* **Exercise requirements**
Without omitting anything, return the records precisely as given.

* **A block of data**
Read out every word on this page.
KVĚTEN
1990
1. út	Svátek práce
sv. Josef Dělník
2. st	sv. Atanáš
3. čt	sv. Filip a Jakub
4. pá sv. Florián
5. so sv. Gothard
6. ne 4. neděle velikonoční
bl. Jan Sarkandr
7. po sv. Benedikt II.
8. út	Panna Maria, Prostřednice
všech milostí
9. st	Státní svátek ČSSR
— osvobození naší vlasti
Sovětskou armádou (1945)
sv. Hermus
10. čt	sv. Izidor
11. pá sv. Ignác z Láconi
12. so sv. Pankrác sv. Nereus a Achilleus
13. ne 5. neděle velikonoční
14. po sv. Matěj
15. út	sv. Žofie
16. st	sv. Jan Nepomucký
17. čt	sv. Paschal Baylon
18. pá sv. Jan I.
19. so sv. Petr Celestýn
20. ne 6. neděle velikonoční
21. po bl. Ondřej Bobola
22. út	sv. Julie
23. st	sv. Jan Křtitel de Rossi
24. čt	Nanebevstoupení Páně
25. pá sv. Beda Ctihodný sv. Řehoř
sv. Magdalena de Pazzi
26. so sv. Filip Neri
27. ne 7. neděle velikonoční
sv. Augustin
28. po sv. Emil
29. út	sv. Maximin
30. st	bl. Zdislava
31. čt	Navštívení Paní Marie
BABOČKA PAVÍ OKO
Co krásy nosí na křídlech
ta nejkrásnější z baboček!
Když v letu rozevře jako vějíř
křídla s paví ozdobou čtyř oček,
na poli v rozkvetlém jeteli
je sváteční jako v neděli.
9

* **Answer to the exercise**
Read out every word on this page.
KVĚTEN
1990
1. út	Svátek práce
sv. Josef Dělník
2. st	sv. Atanáš
3. čt	sv. Filip a Jakub
4. pá sv. Florián
5. so sv. Gothard
6. ne 4. neděle velikonoční
bl. Jan Sarkandr
7. po sv. Benedikt II.
8. út	Panna Maria, Prostřednice
všech milostí
9. st	Státní svátek ČSSR
— osvobození naší vlasti
Sovětskou armádou (1945)
sv. Hermus
10. čt	sv. Izidor
11. pá sv. Ignác z Láconi
12. so sv. Pankrác sv. Nereus a Achilleus
13. ne 5. neděle velikonoční
14. po sv. Matěj
15. út	sv. Žofie
16. st	sv. Jan Nepomucký
17. čt	sv. Paschal Baylon
18. pá sv. Jan I.
19. so sv. Petr Celestýn
20. ne 6. neděle velikonoční
21. po bl. Ondřej Bobola
22. út	sv. Julie
23. st	sv. Jan Křtitel de Rossi
24. čt	Nanebevstoupení Páně
25. pá sv. Beda Ctihodný sv. Řehoř
sv. Magdalena de Pazzi
26. so sv. Filip Neri
27. ne 7. neděle velikonoční
sv. Augustin
28. po sv. Emil
29. út	sv. Maximin
30. st	bl. Zdislava
31. čt	Navštívení Paní Marie
BABOČKA PAVÍ OKO
Co krásy nosí na křídlech
ta nejkrásnější z baboček!
Když v letu rozevře jako vějíř
křídla s paví ozdobou čtyř oček,
na poli v rozkvetlém jeteli
je sváteční jako v neděli.
9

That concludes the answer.